### RECORDS FOR THE TASK
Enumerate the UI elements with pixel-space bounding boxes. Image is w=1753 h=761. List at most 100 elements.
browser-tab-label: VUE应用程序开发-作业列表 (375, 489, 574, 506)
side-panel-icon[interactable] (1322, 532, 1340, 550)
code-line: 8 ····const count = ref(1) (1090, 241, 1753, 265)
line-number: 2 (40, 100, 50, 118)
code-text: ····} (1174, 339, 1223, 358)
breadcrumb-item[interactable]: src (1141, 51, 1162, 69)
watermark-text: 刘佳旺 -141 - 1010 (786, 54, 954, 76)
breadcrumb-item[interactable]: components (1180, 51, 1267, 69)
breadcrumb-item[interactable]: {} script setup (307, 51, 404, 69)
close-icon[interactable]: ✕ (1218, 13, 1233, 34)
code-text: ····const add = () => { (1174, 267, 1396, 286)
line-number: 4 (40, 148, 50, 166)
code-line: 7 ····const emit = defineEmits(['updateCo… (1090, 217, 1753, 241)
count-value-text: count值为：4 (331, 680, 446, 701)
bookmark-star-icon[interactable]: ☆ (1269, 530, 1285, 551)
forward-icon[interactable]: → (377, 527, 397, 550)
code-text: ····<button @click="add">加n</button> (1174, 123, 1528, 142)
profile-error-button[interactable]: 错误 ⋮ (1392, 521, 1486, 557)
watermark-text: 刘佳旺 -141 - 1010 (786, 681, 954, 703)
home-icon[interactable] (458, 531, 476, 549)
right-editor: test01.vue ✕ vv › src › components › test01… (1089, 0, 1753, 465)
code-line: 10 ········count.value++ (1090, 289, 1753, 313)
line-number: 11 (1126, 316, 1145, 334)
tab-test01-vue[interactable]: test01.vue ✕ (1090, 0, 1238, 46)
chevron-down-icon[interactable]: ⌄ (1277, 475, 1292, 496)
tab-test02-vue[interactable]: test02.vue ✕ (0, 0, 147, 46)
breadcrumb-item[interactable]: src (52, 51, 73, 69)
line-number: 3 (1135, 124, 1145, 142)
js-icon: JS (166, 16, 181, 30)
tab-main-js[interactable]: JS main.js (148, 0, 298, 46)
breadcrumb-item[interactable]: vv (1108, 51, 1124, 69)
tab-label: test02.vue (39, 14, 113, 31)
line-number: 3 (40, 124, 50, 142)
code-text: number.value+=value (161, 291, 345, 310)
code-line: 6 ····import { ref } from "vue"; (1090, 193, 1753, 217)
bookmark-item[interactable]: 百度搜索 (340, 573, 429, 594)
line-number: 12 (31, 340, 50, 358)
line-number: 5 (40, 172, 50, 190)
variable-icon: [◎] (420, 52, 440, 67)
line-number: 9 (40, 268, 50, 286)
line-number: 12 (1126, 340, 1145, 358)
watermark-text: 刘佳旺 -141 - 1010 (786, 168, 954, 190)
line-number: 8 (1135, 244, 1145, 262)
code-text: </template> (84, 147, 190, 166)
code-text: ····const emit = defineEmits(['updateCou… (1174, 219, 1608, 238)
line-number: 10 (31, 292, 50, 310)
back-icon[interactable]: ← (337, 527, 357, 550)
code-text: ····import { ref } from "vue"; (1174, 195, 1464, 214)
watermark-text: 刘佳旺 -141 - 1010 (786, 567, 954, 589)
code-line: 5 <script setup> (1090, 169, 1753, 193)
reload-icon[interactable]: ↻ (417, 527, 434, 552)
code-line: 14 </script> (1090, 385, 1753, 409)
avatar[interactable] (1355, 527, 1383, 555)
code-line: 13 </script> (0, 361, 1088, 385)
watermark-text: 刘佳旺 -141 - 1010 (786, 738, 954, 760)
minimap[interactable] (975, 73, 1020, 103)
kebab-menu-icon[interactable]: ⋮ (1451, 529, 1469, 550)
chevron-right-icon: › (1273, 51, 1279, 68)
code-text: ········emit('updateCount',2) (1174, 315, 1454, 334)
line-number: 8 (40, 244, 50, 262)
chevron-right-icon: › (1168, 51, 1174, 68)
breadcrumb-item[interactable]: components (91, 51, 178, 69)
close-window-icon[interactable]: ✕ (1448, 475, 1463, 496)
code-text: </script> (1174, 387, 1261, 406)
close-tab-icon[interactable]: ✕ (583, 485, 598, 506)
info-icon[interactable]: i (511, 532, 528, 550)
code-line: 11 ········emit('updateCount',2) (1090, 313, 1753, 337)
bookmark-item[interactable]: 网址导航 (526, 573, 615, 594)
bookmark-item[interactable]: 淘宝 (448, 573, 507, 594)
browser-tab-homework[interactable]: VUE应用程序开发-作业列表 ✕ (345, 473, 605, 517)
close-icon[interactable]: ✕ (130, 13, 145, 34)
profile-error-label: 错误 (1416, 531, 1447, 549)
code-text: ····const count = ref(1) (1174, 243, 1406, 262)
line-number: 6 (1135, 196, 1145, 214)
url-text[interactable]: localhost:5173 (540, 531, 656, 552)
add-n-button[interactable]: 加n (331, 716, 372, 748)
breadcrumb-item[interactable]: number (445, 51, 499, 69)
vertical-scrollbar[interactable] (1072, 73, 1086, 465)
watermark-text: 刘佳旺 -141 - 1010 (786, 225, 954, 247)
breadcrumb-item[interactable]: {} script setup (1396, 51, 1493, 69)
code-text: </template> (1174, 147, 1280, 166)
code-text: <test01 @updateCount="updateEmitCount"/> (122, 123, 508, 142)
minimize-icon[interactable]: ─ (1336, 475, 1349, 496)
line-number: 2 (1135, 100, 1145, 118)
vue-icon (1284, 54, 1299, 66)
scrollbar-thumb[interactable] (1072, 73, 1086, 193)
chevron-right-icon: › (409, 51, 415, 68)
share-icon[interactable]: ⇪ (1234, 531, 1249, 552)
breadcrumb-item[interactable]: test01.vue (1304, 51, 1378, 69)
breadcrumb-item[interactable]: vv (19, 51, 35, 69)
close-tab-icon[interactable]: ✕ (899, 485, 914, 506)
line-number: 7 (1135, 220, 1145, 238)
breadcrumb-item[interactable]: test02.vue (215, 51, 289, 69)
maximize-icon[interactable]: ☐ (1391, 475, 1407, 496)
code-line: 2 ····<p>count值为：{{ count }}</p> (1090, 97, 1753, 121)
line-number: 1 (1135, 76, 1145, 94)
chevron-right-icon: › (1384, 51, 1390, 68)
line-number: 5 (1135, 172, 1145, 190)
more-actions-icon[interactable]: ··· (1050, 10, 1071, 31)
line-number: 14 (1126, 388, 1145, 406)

### WHAT YOU SHOULD DO
Change every "breadcrumb-item" in the data above to "path-item", and give all the lines again with nothing else altered.

### THE ANSWER
Enumerate the UI elements with pixel-space bounding boxes. Image is w=1753 h=761. List at most 100 elements.
browser-tab-label: VUE应用程序开发-作业列表 (375, 489, 574, 506)
side-panel-icon[interactable] (1322, 532, 1340, 550)
code-line: 8 ····const count = ref(1) (1090, 241, 1753, 265)
line-number: 2 (40, 100, 50, 118)
code-text: ····} (1174, 339, 1223, 358)
path-item[interactable]: src (1141, 51, 1162, 69)
watermark-text: 刘佳旺 -141 - 1010 (786, 54, 954, 76)
path-item[interactable]: components (1180, 51, 1267, 69)
path-item[interactable]: {} script setup (307, 51, 404, 69)
close-icon[interactable]: ✕ (1218, 13, 1233, 34)
code-text: ····const add = () => { (1174, 267, 1396, 286)
line-number: 4 (40, 148, 50, 166)
code-line: 7 ····const emit = defineEmits(['updateCo… (1090, 217, 1753, 241)
count-value-text: count值为：4 (331, 680, 446, 701)
bookmark-star-icon[interactable]: ☆ (1269, 530, 1285, 551)
forward-icon[interactable]: → (377, 527, 397, 550)
code-text: ····<button @click="add">加n</button> (1174, 123, 1528, 142)
profile-error-button[interactable]: 错误 ⋮ (1392, 521, 1486, 557)
watermark-text: 刘佳旺 -141 - 1010 (786, 681, 954, 703)
home-icon[interactable] (458, 531, 476, 549)
right-editor: test01.vue ✕ vv › src › components › test01… (1089, 0, 1753, 465)
code-line: 10 ········count.value++ (1090, 289, 1753, 313)
line-number: 11 (1126, 316, 1145, 334)
tab-test01-vue[interactable]: test01.vue ✕ (1090, 0, 1238, 46)
chevron-down-icon[interactable]: ⌄ (1277, 475, 1292, 496)
tab-test02-vue[interactable]: test02.vue ✕ (0, 0, 147, 46)
path-item[interactable]: src (52, 51, 73, 69)
line-number: 3 (1135, 124, 1145, 142)
js-icon: JS (166, 16, 181, 30)
tab-main-js[interactable]: JS main.js (148, 0, 298, 46)
path-item[interactable]: vv (1108, 51, 1124, 69)
tab-label: test02.vue (39, 14, 113, 31)
line-number: 3 (40, 124, 50, 142)
code-text: number.value+=value (161, 291, 345, 310)
code-line: 6 ····import { ref } from "vue"; (1090, 193, 1753, 217)
bookmark-item[interactable]: 百度搜索 (340, 573, 429, 594)
line-number: 12 (31, 340, 50, 358)
line-number: 5 (40, 172, 50, 190)
variable-icon: [◎] (420, 52, 440, 67)
line-number: 9 (40, 268, 50, 286)
line-number: 12 (1126, 340, 1145, 358)
watermark-text: 刘佳旺 -141 - 1010 (786, 168, 954, 190)
line-number: 8 (1135, 244, 1145, 262)
code-text: </template> (84, 147, 190, 166)
code-text: ····const emit = defineEmits(['updateCou… (1174, 219, 1608, 238)
line-number: 10 (31, 292, 50, 310)
back-icon[interactable]: ← (337, 527, 357, 550)
code-text: ····import { ref } from "vue"; (1174, 195, 1464, 214)
watermark-text: 刘佳旺 -141 - 1010 (786, 567, 954, 589)
code-line: 5 <script setup> (1090, 169, 1753, 193)
reload-icon[interactable]: ↻ (417, 527, 434, 552)
code-line: 14 </script> (1090, 385, 1753, 409)
avatar[interactable] (1355, 527, 1383, 555)
code-line: 13 </script> (0, 361, 1088, 385)
watermark-text: 刘佳旺 -141 - 1010 (786, 738, 954, 760)
minimap[interactable] (975, 73, 1020, 103)
kebab-menu-icon[interactable]: ⋮ (1451, 529, 1469, 550)
chevron-right-icon: › (1273, 51, 1279, 68)
code-text: ········emit('updateCount',2) (1174, 315, 1454, 334)
line-number: 8 (40, 244, 50, 262)
chevron-right-icon: › (1168, 51, 1174, 68)
path-item[interactable]: components (91, 51, 178, 69)
close-window-icon[interactable]: ✕ (1448, 475, 1463, 496)
code-text: </script> (1174, 387, 1261, 406)
close-tab-icon[interactable]: ✕ (583, 485, 598, 506)
info-icon[interactable]: i (511, 532, 528, 550)
code-line: 11 ········emit('updateCount',2) (1090, 313, 1753, 337)
bookmark-item[interactable]: 网址导航 (526, 573, 615, 594)
bookmark-item[interactable]: 淘宝 (448, 573, 507, 594)
browser-tab-homework[interactable]: VUE应用程序开发-作业列表 ✕ (345, 473, 605, 517)
close-icon[interactable]: ✕ (130, 13, 145, 34)
profile-error-label: 错误 (1416, 531, 1447, 549)
code-text: ····const count = ref(1) (1174, 243, 1406, 262)
line-number: 6 (1135, 196, 1145, 214)
url-text[interactable]: localhost:5173 (540, 531, 656, 552)
add-n-button[interactable]: 加n (331, 716, 372, 748)
path-item[interactable]: number (445, 51, 499, 69)
vertical-scrollbar[interactable] (1072, 73, 1086, 465)
watermark-text: 刘佳旺 -141 - 1010 (786, 225, 954, 247)
path-item[interactable]: {} script setup (1396, 51, 1493, 69)
code-text: </template> (1174, 147, 1280, 166)
code-text: <test01 @updateCount="updateEmitCount"/> (122, 123, 508, 142)
minimize-icon[interactable]: ─ (1336, 475, 1349, 496)
line-number: 2 (1135, 100, 1145, 118)
vue-icon (1284, 54, 1299, 66)
scrollbar-thumb[interactable] (1072, 73, 1086, 193)
chevron-right-icon: › (409, 51, 415, 68)
share-icon[interactable]: ⇪ (1234, 531, 1249, 552)
path-item[interactable]: test01.vue (1304, 51, 1378, 69)
path-item[interactable]: vv (19, 51, 35, 69)
close-tab-icon[interactable]: ✕ (899, 485, 914, 506)
line-number: 7 (1135, 220, 1145, 238)
path-item[interactable]: test02.vue (215, 51, 289, 69)
maximize-icon[interactable]: ☐ (1391, 475, 1407, 496)
code-line: 2 ····<p>count值为：{{ count }}</p> (1090, 97, 1753, 121)
line-number: 1 (1135, 76, 1145, 94)
chevron-right-icon: › (1384, 51, 1390, 68)
line-number: 5 (1135, 172, 1145, 190)
more-actions-icon[interactable]: ··· (1050, 10, 1071, 31)
line-number: 14 (1126, 388, 1145, 406)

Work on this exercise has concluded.